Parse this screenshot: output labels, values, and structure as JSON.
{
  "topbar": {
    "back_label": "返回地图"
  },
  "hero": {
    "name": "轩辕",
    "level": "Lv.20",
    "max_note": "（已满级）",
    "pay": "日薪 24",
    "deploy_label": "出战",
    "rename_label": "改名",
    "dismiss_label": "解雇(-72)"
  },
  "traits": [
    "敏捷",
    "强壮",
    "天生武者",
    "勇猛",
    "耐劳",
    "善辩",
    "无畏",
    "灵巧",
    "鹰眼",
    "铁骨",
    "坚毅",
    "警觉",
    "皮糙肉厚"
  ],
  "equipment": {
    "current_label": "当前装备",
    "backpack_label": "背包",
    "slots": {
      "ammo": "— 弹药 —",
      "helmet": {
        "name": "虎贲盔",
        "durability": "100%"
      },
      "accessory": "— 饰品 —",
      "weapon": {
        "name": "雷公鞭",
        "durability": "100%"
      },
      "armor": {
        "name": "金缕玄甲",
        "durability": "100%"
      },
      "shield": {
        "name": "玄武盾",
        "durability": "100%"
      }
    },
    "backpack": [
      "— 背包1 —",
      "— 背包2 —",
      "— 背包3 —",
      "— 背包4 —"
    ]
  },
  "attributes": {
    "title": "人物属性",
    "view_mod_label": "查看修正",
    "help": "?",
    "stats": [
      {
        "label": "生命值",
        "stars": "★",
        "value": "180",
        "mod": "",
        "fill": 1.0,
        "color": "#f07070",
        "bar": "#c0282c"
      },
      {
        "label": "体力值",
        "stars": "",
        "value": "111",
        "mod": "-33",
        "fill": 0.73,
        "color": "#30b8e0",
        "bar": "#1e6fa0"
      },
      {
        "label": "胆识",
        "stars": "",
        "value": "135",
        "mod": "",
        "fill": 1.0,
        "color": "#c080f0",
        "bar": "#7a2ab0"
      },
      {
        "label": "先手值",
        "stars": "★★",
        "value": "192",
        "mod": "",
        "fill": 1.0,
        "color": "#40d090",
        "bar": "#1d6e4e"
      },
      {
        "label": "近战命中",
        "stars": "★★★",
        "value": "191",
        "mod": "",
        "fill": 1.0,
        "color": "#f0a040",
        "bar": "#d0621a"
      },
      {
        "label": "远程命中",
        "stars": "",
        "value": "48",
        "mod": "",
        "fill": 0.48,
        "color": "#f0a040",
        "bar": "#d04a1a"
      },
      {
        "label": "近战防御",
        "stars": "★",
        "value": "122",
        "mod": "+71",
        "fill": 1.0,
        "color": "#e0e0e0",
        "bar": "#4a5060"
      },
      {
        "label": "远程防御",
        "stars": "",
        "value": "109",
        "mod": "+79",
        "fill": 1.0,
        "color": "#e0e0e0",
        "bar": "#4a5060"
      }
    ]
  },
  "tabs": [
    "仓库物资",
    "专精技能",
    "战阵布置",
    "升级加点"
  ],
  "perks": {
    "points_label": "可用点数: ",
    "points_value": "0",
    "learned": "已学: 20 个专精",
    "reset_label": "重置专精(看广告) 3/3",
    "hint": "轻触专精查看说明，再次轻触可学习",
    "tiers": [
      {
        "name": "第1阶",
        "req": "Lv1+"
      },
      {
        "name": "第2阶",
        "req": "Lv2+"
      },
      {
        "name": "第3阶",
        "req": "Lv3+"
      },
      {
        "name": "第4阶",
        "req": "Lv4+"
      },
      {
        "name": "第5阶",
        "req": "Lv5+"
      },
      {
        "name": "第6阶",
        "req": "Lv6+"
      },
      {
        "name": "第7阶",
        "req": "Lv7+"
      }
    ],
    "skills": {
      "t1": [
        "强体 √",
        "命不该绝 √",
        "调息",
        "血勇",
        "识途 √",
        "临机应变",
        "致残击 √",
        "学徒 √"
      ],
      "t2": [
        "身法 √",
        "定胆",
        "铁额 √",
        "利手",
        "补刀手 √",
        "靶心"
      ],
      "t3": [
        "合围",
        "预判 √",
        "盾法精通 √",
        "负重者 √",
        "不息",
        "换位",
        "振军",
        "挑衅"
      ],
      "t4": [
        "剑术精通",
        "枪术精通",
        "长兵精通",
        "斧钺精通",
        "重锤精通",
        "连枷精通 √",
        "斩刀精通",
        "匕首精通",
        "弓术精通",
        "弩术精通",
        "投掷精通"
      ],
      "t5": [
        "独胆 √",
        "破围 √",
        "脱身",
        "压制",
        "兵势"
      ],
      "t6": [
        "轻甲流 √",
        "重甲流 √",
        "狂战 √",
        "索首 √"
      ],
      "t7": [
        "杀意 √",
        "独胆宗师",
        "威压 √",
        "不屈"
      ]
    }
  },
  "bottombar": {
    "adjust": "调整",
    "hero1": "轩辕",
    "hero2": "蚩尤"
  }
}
* * *
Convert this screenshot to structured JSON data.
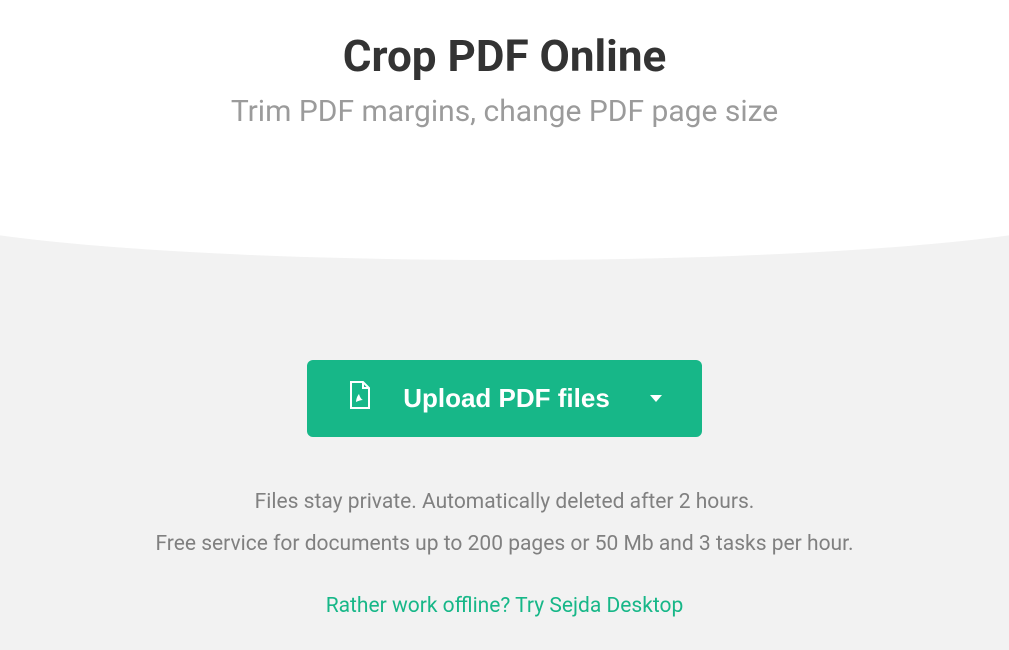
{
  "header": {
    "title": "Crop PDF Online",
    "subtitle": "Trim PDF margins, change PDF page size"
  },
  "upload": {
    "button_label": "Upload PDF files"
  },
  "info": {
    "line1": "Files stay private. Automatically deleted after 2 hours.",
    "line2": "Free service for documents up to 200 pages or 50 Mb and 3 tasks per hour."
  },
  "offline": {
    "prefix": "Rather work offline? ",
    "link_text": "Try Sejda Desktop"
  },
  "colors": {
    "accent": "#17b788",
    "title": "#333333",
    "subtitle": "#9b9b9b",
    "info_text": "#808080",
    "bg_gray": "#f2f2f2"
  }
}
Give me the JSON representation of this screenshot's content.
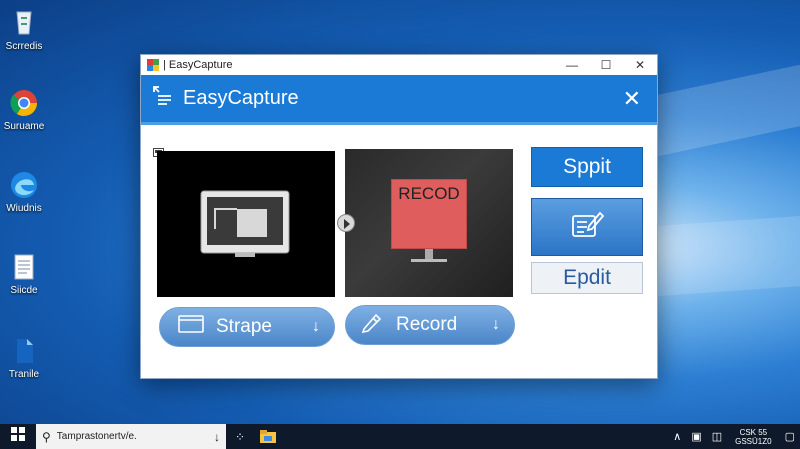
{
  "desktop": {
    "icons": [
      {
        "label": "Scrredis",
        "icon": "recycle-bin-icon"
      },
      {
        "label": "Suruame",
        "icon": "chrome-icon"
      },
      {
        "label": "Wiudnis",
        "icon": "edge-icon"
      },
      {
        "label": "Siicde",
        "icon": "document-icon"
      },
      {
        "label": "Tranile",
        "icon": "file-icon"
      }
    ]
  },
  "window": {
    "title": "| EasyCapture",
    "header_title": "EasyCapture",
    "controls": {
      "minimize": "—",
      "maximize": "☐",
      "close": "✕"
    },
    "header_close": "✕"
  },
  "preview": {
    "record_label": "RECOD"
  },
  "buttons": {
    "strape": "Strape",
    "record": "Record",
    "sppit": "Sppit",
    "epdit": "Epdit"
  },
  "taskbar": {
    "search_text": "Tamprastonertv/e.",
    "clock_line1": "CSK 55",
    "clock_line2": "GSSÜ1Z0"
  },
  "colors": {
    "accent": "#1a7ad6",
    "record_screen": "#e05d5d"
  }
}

- Short exercise: Collect the lines that hold "EasyCapture".

- Final result:
    "title": "| EasyCapture",
    "header_title": "EasyCapture",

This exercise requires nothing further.